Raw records

%%

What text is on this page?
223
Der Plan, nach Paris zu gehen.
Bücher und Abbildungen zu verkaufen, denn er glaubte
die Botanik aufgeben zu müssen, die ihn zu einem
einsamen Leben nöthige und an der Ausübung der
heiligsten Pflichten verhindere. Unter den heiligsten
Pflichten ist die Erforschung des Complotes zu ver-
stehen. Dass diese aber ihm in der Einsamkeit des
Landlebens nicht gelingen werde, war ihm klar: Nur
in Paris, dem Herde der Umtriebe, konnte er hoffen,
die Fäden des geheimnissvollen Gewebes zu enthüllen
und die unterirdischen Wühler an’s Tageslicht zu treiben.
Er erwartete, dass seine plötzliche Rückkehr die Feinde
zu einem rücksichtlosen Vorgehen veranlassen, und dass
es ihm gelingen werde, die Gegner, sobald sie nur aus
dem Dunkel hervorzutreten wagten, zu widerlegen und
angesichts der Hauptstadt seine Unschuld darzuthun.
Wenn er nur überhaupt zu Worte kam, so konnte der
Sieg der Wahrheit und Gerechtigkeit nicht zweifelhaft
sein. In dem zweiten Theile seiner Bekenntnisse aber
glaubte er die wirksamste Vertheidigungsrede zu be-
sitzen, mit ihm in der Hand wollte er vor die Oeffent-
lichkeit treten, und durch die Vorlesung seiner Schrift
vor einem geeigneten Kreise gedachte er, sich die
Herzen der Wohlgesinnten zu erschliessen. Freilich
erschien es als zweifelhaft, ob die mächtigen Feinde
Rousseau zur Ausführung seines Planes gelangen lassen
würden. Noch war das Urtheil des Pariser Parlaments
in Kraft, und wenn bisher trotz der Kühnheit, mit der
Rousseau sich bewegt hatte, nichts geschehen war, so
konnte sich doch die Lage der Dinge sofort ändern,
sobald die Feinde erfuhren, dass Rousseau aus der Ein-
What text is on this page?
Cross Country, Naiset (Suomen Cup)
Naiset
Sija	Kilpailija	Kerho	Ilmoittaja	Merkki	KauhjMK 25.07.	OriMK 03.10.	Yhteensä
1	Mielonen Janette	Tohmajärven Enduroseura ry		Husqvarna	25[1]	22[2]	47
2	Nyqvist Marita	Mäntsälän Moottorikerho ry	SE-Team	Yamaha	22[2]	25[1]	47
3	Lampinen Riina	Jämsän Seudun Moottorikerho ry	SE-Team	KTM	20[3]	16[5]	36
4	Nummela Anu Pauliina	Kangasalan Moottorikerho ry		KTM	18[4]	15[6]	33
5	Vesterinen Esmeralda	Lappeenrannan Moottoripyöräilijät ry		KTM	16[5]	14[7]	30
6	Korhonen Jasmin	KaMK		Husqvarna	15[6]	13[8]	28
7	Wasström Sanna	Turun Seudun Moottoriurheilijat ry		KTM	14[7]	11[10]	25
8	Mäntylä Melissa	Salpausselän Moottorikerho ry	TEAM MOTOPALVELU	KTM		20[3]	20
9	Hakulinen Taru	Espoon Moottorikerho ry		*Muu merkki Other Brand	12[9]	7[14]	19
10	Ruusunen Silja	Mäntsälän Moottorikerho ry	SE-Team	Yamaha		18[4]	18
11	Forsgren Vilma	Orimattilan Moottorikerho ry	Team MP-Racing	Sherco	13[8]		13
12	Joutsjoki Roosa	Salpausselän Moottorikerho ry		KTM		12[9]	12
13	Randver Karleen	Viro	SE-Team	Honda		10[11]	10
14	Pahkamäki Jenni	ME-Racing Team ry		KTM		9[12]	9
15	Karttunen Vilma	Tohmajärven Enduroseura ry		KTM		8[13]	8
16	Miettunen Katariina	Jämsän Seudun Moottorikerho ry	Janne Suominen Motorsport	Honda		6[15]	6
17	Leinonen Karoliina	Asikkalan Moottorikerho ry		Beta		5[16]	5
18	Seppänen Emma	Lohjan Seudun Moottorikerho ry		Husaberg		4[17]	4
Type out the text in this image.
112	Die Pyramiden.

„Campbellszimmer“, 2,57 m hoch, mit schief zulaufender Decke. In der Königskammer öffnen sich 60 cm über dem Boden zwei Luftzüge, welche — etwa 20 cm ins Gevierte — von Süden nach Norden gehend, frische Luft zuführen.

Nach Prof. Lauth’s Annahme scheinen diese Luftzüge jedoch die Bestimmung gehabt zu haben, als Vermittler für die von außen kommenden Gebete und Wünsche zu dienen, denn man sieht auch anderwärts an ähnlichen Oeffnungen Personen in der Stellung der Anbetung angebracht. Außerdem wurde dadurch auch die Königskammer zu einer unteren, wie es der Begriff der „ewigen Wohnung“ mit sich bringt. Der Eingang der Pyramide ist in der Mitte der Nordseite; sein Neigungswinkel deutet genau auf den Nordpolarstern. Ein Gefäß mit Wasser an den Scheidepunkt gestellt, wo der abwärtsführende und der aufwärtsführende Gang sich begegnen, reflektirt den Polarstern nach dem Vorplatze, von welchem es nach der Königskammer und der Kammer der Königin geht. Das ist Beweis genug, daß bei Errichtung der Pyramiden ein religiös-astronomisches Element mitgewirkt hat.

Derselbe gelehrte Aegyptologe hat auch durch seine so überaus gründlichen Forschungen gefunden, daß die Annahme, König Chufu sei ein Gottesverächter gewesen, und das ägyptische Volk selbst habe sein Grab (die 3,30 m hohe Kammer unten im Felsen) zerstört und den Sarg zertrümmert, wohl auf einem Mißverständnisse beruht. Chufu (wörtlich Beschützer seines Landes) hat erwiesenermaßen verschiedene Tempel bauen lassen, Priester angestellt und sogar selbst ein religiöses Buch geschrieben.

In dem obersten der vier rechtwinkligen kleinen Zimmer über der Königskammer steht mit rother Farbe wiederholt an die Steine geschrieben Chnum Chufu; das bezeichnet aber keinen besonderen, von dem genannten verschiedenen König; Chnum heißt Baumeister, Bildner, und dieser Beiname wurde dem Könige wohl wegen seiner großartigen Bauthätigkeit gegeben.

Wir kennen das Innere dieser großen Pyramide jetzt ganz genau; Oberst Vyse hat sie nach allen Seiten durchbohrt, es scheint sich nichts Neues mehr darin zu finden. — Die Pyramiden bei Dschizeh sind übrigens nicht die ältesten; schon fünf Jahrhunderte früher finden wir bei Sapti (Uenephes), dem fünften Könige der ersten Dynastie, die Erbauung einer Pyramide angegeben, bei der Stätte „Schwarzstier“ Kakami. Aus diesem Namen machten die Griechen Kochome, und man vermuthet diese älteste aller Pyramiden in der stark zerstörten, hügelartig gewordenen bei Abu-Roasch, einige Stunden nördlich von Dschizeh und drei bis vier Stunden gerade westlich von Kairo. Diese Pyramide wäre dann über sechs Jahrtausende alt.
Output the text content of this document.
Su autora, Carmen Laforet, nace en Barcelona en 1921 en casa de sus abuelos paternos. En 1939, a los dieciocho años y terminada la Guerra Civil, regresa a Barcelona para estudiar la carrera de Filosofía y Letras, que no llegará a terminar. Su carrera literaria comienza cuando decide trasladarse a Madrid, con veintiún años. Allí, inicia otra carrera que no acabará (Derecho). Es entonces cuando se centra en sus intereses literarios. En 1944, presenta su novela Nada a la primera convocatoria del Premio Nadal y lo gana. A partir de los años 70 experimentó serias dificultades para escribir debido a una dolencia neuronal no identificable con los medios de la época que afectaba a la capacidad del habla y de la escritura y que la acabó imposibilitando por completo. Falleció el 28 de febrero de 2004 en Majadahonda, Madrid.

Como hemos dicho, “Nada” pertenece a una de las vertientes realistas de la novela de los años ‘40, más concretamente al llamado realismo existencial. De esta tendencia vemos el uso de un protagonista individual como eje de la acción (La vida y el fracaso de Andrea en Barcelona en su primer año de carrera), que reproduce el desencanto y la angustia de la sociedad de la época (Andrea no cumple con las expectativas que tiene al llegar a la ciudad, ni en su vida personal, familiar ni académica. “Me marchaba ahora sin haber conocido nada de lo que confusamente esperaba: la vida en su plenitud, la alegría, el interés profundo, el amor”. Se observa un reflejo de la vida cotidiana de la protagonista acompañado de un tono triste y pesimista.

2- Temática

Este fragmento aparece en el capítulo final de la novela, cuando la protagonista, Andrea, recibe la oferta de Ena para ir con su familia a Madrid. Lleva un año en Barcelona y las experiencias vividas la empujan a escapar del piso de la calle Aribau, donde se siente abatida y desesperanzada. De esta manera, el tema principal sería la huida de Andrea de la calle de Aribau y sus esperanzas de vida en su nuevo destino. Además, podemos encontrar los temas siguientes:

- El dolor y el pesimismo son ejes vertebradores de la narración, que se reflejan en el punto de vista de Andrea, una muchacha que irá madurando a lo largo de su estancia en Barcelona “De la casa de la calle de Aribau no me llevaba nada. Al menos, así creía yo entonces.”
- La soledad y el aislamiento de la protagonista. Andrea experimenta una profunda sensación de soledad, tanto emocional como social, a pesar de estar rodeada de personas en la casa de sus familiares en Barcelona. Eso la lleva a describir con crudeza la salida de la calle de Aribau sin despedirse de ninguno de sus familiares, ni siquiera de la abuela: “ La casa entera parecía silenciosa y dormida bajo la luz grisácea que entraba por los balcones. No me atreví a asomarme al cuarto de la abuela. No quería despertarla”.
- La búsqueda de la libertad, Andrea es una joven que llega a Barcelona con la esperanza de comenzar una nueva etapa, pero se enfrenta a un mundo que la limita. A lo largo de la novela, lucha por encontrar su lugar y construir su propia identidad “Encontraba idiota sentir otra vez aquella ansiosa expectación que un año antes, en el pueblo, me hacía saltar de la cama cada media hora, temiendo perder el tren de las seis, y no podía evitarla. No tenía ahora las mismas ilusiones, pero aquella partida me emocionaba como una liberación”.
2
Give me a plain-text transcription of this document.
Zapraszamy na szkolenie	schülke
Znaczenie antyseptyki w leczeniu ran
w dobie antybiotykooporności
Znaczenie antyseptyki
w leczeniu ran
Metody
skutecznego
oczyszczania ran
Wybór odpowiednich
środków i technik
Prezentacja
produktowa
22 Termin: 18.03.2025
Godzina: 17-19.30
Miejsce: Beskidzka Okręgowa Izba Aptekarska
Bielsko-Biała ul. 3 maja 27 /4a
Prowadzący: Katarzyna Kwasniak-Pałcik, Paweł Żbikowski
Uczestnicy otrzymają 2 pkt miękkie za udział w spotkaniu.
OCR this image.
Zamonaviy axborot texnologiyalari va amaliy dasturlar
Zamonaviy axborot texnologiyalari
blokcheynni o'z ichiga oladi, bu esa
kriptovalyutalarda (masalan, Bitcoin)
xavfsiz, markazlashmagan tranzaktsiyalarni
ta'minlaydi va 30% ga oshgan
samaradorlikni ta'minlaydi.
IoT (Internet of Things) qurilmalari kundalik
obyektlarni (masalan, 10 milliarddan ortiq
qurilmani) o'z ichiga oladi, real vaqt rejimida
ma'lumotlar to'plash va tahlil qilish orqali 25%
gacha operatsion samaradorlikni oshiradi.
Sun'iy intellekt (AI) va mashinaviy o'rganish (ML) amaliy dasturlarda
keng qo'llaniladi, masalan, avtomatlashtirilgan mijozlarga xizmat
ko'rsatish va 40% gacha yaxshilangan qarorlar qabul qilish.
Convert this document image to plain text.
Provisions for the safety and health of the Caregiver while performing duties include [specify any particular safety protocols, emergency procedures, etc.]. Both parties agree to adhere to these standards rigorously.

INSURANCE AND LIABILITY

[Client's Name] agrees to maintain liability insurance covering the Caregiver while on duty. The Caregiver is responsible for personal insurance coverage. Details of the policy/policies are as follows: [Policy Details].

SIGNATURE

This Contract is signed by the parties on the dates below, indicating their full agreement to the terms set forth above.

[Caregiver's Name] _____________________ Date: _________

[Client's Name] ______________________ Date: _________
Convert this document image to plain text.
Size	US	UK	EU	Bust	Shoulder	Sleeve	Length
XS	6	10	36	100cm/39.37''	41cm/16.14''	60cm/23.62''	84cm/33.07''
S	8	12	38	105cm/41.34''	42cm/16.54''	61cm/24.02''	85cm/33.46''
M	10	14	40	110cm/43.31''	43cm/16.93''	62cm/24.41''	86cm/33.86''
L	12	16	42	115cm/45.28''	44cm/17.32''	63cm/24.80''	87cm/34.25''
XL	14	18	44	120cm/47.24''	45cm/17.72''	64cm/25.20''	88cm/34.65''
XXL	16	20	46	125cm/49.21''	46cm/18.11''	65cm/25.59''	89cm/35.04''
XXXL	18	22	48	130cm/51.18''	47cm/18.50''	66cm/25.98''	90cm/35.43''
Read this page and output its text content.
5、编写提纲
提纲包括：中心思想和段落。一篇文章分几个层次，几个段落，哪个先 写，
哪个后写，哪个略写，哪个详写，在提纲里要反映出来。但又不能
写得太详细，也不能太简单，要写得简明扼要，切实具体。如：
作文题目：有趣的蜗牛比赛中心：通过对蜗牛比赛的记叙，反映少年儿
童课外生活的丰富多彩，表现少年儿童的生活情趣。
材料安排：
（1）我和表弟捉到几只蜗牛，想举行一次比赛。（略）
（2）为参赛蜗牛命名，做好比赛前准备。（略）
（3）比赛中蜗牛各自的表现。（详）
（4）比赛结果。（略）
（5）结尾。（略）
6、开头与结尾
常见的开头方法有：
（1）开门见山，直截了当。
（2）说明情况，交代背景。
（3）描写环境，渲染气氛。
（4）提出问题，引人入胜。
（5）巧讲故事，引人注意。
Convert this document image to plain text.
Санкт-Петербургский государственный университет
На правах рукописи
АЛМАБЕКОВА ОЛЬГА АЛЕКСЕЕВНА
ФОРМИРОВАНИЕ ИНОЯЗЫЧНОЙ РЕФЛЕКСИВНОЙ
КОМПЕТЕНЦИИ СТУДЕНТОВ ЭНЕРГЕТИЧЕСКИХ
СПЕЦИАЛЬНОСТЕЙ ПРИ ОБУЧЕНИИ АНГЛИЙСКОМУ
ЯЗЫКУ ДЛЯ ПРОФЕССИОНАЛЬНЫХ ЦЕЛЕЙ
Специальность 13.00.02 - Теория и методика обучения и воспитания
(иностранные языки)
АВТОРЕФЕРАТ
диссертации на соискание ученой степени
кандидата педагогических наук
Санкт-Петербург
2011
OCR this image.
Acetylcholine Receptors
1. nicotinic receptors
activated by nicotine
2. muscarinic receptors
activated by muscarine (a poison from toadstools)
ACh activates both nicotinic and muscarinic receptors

%%

- What you will do: Write out every line of the entries that holds the word "nicotinic".

- Completed task:
1. nicotinic receptors
ACh activates both nicotinic and muscarinic receptors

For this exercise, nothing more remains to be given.